Task requirements
A. In the post about Rust pointer types, which operator dereferences every kind of pointer?
B. Carry on the post about Rust pointers and integer literal suffixes from its last line.

Supplied text
========

Despite Walter said that having more than a type of pointer is 
bad, both Ada and Rust have several pointer types. Rust has three 
of them (plus their mutable variants).


Rust supports several types of pointers. The simplest is the 
unsafe pointer, written *T, which is a completely unchecked 
pointer type only used in unsafe code (and thus, in typical Rust 
code, very rarely). The safe pointer types are @T for shared, 
reference-counted boxes, and ~T, for uniquely-owned pointers.

All pointer types can be dereferenced with the * unary operator.

Shared boxes never cross task boundaries.

-------------------------

This seems a bit overkill to me:

It's also possible to avoid any type ambiguity by writing integer 
literals with a suffix. The suffixes i and u are for the types 
int and uint, respectively: the literal -3i has type int, while 
127u has type uint. For the fixed-size integer types, just suffix 
the literal with the type name: 255u8, 50i64, etc.

========

Provided material
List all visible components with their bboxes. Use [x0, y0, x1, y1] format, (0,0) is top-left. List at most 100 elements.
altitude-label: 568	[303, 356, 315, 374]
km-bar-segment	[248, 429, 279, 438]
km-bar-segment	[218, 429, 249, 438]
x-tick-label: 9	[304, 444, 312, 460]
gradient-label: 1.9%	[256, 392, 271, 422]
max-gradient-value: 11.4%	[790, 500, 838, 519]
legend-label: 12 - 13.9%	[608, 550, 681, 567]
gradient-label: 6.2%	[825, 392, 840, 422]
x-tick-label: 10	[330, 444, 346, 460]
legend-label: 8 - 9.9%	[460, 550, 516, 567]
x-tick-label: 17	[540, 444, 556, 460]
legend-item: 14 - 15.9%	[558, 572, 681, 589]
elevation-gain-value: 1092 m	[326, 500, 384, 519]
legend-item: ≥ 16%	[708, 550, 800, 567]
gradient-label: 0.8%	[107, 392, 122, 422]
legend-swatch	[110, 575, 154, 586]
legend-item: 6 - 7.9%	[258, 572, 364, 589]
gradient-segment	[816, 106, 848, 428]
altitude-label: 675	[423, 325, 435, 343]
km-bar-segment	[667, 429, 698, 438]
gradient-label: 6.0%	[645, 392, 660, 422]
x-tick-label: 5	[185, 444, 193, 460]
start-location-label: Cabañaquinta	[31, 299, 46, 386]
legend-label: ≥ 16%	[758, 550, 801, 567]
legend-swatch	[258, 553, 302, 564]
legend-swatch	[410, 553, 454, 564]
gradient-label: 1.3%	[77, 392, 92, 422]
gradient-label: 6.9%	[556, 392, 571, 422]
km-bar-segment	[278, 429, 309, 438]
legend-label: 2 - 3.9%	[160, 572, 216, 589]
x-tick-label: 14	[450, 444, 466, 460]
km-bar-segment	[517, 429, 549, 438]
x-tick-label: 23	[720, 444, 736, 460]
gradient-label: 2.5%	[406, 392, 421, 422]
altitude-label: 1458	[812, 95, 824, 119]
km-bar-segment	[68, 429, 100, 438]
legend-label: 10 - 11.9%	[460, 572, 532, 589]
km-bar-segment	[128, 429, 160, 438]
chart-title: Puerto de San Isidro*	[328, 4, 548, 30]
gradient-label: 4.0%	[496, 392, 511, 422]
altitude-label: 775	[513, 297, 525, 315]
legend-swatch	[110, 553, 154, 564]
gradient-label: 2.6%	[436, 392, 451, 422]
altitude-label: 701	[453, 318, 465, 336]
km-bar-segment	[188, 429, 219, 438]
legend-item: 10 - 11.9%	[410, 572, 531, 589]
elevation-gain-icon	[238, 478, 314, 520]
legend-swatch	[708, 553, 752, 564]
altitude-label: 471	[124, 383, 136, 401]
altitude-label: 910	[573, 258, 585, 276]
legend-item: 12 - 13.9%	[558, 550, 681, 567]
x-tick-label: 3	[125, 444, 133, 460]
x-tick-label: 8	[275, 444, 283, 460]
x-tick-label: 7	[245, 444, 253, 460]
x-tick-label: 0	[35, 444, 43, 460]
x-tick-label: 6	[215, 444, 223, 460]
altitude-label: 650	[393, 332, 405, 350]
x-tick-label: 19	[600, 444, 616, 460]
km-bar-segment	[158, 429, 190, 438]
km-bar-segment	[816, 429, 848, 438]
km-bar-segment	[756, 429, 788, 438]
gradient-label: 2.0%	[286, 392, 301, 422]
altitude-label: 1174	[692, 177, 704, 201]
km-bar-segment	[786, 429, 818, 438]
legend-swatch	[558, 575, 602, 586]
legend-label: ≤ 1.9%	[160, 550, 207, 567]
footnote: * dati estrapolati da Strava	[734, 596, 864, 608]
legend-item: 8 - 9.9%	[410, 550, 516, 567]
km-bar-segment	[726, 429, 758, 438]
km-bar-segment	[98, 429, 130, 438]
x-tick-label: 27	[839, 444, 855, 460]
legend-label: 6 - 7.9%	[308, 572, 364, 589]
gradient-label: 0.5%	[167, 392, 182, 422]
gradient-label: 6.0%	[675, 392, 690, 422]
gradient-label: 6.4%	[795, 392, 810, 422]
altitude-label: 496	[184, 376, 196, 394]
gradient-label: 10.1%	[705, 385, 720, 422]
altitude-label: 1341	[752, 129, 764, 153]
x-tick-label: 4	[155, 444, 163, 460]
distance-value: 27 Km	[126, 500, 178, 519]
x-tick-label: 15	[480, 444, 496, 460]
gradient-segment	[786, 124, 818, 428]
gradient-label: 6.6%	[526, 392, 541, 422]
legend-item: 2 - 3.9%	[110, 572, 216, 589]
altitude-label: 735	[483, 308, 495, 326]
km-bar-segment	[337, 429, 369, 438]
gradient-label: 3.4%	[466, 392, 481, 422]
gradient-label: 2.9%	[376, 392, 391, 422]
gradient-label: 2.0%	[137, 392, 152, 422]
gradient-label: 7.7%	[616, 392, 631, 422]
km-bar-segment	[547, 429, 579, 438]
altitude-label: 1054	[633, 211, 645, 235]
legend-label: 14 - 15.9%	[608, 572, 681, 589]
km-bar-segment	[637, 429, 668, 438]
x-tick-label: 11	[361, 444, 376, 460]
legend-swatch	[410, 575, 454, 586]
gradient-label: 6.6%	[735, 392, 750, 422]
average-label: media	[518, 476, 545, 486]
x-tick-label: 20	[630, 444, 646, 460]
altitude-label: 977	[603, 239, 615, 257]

========

Written responses
A. The * unary operator.

B.
-------------------------

This is very strict, maybe too much strict:

No implicit conversion between integer types happens. If you are 
adding one to a variable of type uint, saying += 1u8 will give 
you a type error.

-------------------------

Even more than Go:

++ and -- are missing


And fixes a C problem:

the logical bitwise operators have higher precedence. In C, x & 2 
> 0 comes out as x & (2 > 0), in Rust, it means (x & 2) > 0, 
which is more likely to be what you expect (unless you are a C 
veteran).

-------------------------

Enums are datatypes that have several different representations. 
For example, the type shown earlier:

enum shape {
    circle(point, float),
    rectangle(point, point)
}

A value of this type is either a circle, in which case it 
contains a point record and a float, or a rectangle, in which 
case it contains two point records. The run-time representation 
of such a value includes an identifier of the actual form that it 
holds, much like the 'tagged union' pattern in C, but with better 
ergonomics.

The above declaration will define a type shape that can be used 
to refer to such shapes, and two functions, circle and rectangle, 
which can be used to construct values of the type (taking 
arguments of the specified types). So circle({x: 0f, y: 0f}, 10f) 
is the way to create a new circle.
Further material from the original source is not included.